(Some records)
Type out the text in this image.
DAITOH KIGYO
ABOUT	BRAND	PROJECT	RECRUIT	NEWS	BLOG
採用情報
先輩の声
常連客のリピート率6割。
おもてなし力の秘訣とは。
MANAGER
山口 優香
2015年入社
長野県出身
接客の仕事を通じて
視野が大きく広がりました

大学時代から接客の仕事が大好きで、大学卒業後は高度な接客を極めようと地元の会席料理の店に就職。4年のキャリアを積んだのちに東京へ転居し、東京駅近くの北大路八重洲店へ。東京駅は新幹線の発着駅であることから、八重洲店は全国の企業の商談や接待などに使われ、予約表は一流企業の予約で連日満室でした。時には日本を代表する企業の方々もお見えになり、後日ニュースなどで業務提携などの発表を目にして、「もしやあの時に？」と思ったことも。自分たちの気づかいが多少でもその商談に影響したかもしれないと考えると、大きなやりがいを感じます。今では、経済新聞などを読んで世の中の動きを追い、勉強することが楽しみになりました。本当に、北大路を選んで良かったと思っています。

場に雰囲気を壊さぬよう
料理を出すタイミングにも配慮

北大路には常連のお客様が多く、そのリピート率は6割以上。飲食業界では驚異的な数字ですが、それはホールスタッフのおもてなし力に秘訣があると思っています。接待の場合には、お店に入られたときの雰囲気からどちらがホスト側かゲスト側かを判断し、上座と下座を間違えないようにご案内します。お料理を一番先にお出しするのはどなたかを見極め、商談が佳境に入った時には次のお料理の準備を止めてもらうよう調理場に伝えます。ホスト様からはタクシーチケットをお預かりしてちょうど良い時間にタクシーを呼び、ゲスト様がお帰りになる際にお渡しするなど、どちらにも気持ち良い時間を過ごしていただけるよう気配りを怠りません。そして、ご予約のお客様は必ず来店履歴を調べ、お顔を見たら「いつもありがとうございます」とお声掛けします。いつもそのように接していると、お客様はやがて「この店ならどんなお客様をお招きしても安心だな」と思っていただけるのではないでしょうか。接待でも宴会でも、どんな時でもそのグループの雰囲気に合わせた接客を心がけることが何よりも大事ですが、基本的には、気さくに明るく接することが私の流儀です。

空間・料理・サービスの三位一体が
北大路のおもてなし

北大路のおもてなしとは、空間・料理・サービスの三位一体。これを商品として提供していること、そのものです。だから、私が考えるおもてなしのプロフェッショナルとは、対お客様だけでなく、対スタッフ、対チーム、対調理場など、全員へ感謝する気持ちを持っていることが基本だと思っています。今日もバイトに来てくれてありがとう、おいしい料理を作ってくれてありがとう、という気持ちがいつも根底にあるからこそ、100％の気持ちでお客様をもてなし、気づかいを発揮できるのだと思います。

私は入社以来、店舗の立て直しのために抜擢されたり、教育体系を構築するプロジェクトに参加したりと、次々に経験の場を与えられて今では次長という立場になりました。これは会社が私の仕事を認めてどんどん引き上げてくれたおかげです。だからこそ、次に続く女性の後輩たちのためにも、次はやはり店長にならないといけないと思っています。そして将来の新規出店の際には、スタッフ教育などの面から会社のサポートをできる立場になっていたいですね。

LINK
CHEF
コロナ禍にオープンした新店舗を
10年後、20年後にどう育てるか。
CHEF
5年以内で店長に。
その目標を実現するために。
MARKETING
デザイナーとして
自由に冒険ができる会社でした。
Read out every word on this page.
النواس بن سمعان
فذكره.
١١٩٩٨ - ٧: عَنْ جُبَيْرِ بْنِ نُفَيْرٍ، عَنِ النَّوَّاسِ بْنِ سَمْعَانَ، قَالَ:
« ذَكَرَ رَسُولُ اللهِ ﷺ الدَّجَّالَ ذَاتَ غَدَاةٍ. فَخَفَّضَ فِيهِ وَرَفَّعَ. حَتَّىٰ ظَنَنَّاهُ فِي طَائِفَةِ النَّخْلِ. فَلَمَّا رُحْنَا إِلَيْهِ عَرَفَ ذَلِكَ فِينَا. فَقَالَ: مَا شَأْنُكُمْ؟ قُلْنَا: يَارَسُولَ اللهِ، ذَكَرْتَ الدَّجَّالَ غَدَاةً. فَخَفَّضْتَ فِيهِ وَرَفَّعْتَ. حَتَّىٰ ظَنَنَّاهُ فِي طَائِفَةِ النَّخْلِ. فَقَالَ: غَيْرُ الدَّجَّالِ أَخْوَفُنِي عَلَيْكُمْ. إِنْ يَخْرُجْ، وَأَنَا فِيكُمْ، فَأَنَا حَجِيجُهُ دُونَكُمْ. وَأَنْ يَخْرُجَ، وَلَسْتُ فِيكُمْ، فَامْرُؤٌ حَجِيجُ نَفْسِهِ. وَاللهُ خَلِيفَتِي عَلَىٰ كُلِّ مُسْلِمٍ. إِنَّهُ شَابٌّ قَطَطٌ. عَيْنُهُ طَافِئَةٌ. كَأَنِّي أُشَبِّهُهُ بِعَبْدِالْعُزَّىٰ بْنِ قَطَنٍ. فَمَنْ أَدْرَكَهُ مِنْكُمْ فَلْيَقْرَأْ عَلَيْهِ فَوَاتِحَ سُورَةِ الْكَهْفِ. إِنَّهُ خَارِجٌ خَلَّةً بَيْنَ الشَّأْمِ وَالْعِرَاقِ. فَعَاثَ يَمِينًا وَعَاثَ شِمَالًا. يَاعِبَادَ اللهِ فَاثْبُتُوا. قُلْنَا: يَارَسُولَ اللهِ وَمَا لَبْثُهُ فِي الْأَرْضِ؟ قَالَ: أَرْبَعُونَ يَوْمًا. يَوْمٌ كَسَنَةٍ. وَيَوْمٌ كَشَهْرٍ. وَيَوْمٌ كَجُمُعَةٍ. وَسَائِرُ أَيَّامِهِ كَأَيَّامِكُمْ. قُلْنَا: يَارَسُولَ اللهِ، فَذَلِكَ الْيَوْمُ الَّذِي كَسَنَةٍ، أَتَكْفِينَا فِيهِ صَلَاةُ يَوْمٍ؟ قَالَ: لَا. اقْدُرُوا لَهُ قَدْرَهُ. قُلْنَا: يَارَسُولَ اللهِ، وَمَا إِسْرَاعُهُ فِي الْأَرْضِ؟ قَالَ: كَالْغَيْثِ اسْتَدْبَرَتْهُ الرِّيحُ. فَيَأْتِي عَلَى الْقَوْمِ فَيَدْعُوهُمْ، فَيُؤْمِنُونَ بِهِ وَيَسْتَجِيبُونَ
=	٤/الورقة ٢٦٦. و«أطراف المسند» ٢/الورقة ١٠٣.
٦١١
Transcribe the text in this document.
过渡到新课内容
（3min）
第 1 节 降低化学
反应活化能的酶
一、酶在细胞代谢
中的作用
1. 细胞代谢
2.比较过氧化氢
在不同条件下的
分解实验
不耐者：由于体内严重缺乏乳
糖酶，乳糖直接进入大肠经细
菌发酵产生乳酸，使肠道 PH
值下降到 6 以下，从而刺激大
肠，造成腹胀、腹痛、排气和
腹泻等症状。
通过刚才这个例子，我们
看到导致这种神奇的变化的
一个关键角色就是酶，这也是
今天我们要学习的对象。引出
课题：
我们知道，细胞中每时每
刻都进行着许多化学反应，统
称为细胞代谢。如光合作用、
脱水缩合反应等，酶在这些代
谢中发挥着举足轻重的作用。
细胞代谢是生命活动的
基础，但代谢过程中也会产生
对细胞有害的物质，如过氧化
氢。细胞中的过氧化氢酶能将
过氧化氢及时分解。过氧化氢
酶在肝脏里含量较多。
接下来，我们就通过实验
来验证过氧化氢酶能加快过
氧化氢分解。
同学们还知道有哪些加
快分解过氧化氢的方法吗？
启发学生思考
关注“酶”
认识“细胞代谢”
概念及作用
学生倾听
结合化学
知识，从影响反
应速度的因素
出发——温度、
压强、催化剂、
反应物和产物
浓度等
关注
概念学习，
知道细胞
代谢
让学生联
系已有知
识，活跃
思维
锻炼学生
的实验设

Do this:
Write out exactly the lines starting with the one that holds "Transcribe the text in this document." and running through the last line above.

Response to the task:
Transcribe the text in this document.
过渡到新课内容
（3min）
第 1 节 降低化学
反应活化能的酶
一、酶在细胞代谢
中的作用
1. 细胞代谢
2.比较过氧化氢
在不同条件下的
分解实验
不耐者：由于体内严重缺乏乳
糖酶，乳糖直接进入大肠经细
菌发酵产生乳酸，使肠道 PH
值下降到 6 以下，从而刺激大
肠，造成腹胀、腹痛、排气和
腹泻等症状。
通过刚才这个例子，我们
看到导致这种神奇的变化的
一个关键角色就是酶，这也是
今天我们要学习的对象。引出
课题：
我们知道，细胞中每时每
刻都进行着许多化学反应，统
称为细胞代谢。如光合作用、
脱水缩合反应等，酶在这些代
谢中发挥着举足轻重的作用。
细胞代谢是生命活动的
基础，但代谢过程中也会产生
对细胞有害的物质，如过氧化
氢。细胞中的过氧化氢酶能将
过氧化氢及时分解。过氧化氢
酶在肝脏里含量较多。
接下来，我们就通过实验
来验证过氧化氢酶能加快过
氧化氢分解。
同学们还知道有哪些加
快分解过氧化氢的方法吗？
启发学生思考
关注“酶”
认识“细胞代谢”
概念及作用
学生倾听
结合化学
知识，从影响反
应速度的因素
出发——温度、
压强、催化剂、
反应物和产物
浓度等
关注
概念学习，
知道细胞
代谢
让学生联
系已有知
识，活跃
思维
锻炼学生
的实验设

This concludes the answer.